Skip every picture and transcribe the remaining material exactly.

# # #

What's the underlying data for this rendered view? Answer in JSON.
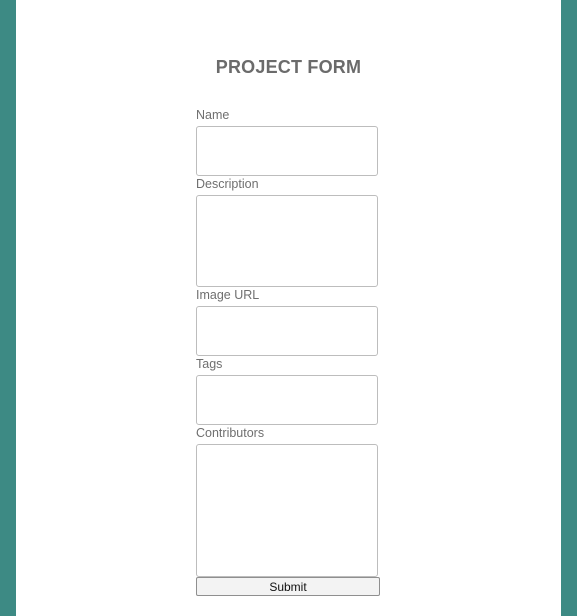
{
  "form": {
    "title": "PROJECT FORM",
    "fields": [
      {
        "label": "Name",
        "value": "",
        "placeholder": ""
      },
      {
        "label": "Description",
        "value": "",
        "placeholder": ""
      },
      {
        "label": "Image URL",
        "value": "",
        "placeholder": ""
      },
      {
        "label": "Tags",
        "value": "",
        "placeholder": ""
      },
      {
        "label": "Contributors",
        "value": "",
        "placeholder": ""
      }
    ],
    "submit_label": "Submit"
  },
  "colors": {
    "background": "#3d8a84",
    "panel": "#ffffff",
    "title": "#6b6b6b",
    "label": "#6f6f6f"
  }
}
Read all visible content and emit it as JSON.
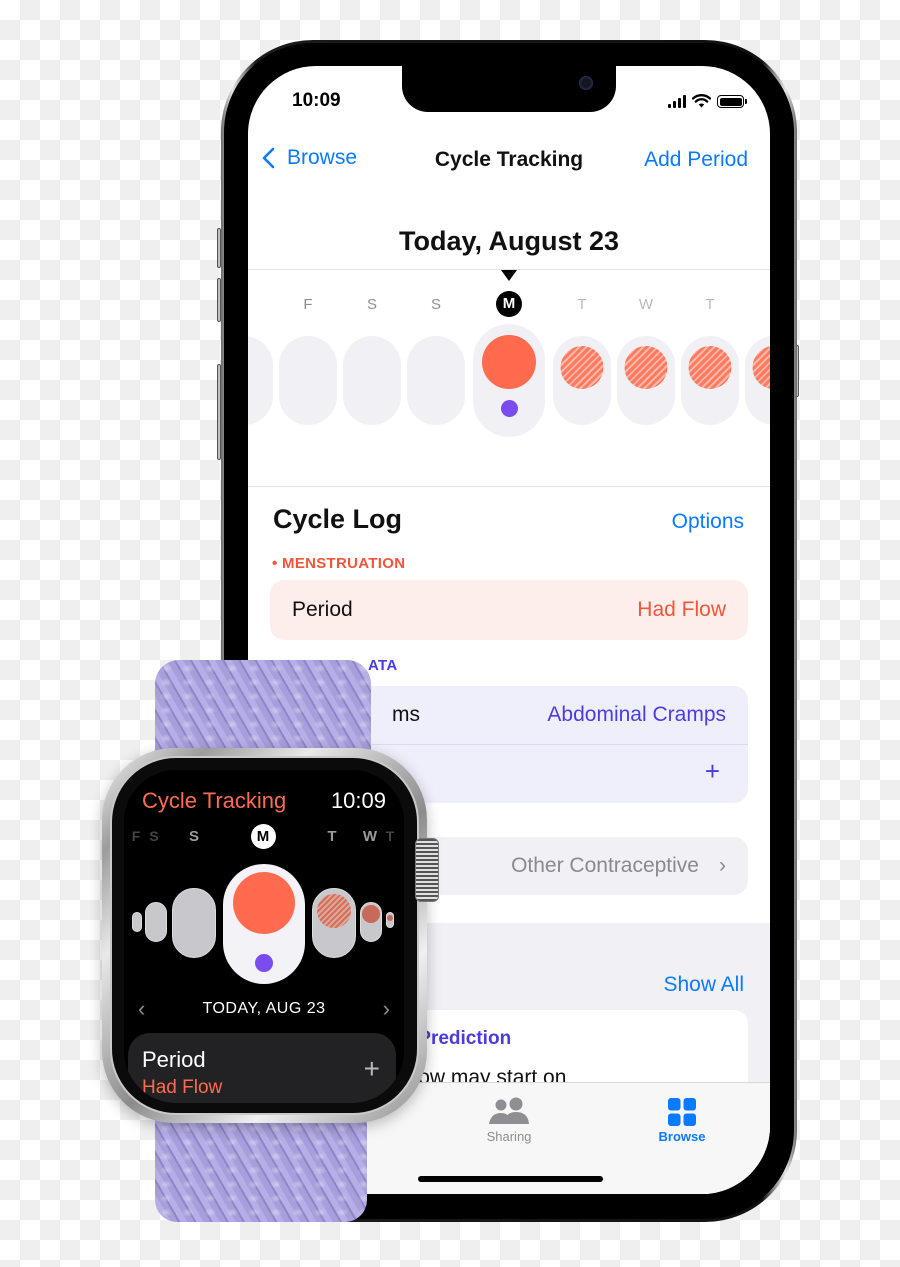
{
  "phone": {
    "status_bar": {
      "time": "10:09",
      "icons": [
        "cellular-signal-icon",
        "wifi-icon",
        "battery-icon"
      ]
    },
    "nav": {
      "back_label": "Browse",
      "title": "Cycle Tracking",
      "action_label": "Add Period"
    },
    "calendar": {
      "header": "Today, August 23",
      "days": [
        {
          "letter": "",
          "state": "past",
          "flow": "none"
        },
        {
          "letter": "F",
          "state": "past",
          "flow": "none"
        },
        {
          "letter": "S",
          "state": "past",
          "flow": "none"
        },
        {
          "letter": "S",
          "state": "past",
          "flow": "none"
        },
        {
          "letter": "M",
          "state": "today",
          "flow": "logged",
          "symptom": true
        },
        {
          "letter": "T",
          "state": "future",
          "flow": "predicted"
        },
        {
          "letter": "W",
          "state": "future",
          "flow": "predicted"
        },
        {
          "letter": "T",
          "state": "future",
          "flow": "predicted"
        },
        {
          "letter": "",
          "state": "future",
          "flow": "predicted"
        }
      ]
    },
    "cycle_log": {
      "title": "Cycle Log",
      "options_label": "Options",
      "menstruation_label": "• MENSTRUATION",
      "period_label": "Period",
      "period_value": "Had Flow",
      "other_data_label": "ATA",
      "symptoms_label": "ms",
      "symptoms_value": "Abdominal Cramps",
      "add_symptom": "+",
      "contraceptive_value": "Other Contraceptive",
      "contraceptive_chevron": "›"
    },
    "predictions": {
      "show_all_label": "Show All",
      "card_title": "dow Prediction",
      "card_body": "window may start on"
    },
    "tab_bar": {
      "tabs": [
        {
          "label": "Sharing",
          "icon": "sharing-people-icon",
          "active": false
        },
        {
          "label": "Browse",
          "icon": "browse-grid-icon",
          "active": true
        }
      ]
    }
  },
  "watch": {
    "title": "Cycle Tracking",
    "time": "10:09",
    "days": [
      "F",
      "S",
      "S",
      "M",
      "T",
      "W",
      "T"
    ],
    "today_letter": "M",
    "date_label": "TODAY, AUG 23",
    "prev": "‹",
    "next": "›",
    "card_label": "Period",
    "card_value": "Had Flow",
    "card_add": "+"
  },
  "colors": {
    "accent_blue": "#0a7aff",
    "period_red": "#ff6b4e",
    "symptom_purple": "#7a4cf0",
    "other_data_indigo": "#4a3ce0",
    "band_lavender": "#a49bd8"
  }
}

# # #

» RESULT FOR THIS TASK:
What's the underlying data for this rendered view? Answer in JSON.
{
  "form": {
    "title": "PROJECT FORM",
    "fields": [
      {
        "label": "Name",
        "value": "",
        "placeholder": ""
      },
      {
        "label": "Description",
        "value": "",
        "placeholder": ""
      },
      {
        "label": "Image URL",
        "value": "",
        "placeholder": ""
      },
      {
        "label": "Tags",
        "value": "",
        "placeholder": ""
      },
      {
        "label": "Contributors",
        "value": "",
        "placeholder": ""
      }
    ],
    "submit_label": "Submit"
  },
  "colors": {
    "background": "#3d8a84",
    "panel": "#ffffff",
    "title": "#6b6b6b",
    "label": "#6f6f6f"
  }
}
Read all visible content and emit it as JSON.
{
  "phone": {
    "status_bar": {
      "time": "10:09",
      "icons": [
        "cellular-signal-icon",
        "wifi-icon",
        "battery-icon"
      ]
    },
    "nav": {
      "back_label": "Browse",
      "title": "Cycle Tracking",
      "action_label": "Add Period"
    },
    "calendar": {
      "header": "Today, August 23",
      "days": [
        {
          "letter": "",
          "state": "past",
          "flow": "none"
        },
        {
          "letter": "F",
          "state": "past",
          "flow": "none"
        },
        {
          "letter": "S",
          "state": "past",
          "flow": "none"
        },
        {
          "letter": "S",
          "state": "past",
          "flow": "none"
        },
        {
          "letter": "M",
          "state": "today",
          "flow": "logged",
          "symptom": true
        },
        {
          "letter": "T",
          "state": "future",
          "flow": "predicted"
        },
        {
          "letter": "W",
          "state": "future",
          "flow": "predicted"
        },
        {
          "letter": "T",
          "state": "future",
          "flow": "predicted"
        },
        {
          "letter": "",
          "state": "future",
          "flow": "predicted"
        }
      ]
    },
    "cycle_log": {
      "title": "Cycle Log",
      "options_label": "Options",
      "menstruation_label": "• MENSTRUATION",
      "period_label": "Period",
      "period_value": "Had Flow",
      "other_data_label": "ATA",
      "symptoms_label": "ms",
      "symptoms_value": "Abdominal Cramps",
      "add_symptom": "+",
      "contraceptive_value": "Other Contraceptive",
      "contraceptive_chevron": "›"
    },
    "predictions": {
      "show_all_label": "Show All",
      "card_title": "dow Prediction",
      "card_body": "window may start on"
    },
    "tab_bar": {
      "tabs": [
        {
          "label": "Sharing",
          "icon": "sharing-people-icon",
          "active": false
        },
        {
          "label": "Browse",
          "icon": "browse-grid-icon",
          "active": true
        }
      ]
    }
  },
  "watch": {
    "title": "Cycle Tracking",
    "time": "10:09",
    "days": [
      "F",
      "S",
      "S",
      "M",
      "T",
      "W",
      "T"
    ],
    "today_letter": "M",
    "date_label": "TODAY, AUG 23",
    "prev": "‹",
    "next": "›",
    "card_label": "Period",
    "card_value": "Had Flow",
    "card_add": "+"
  },
  "colors": {
    "accent_blue": "#0a7aff",
    "period_red": "#ff6b4e",
    "symptom_purple": "#7a4cf0",
    "other_data_indigo": "#4a3ce0",
    "band_lavender": "#a49bd8"
  }
}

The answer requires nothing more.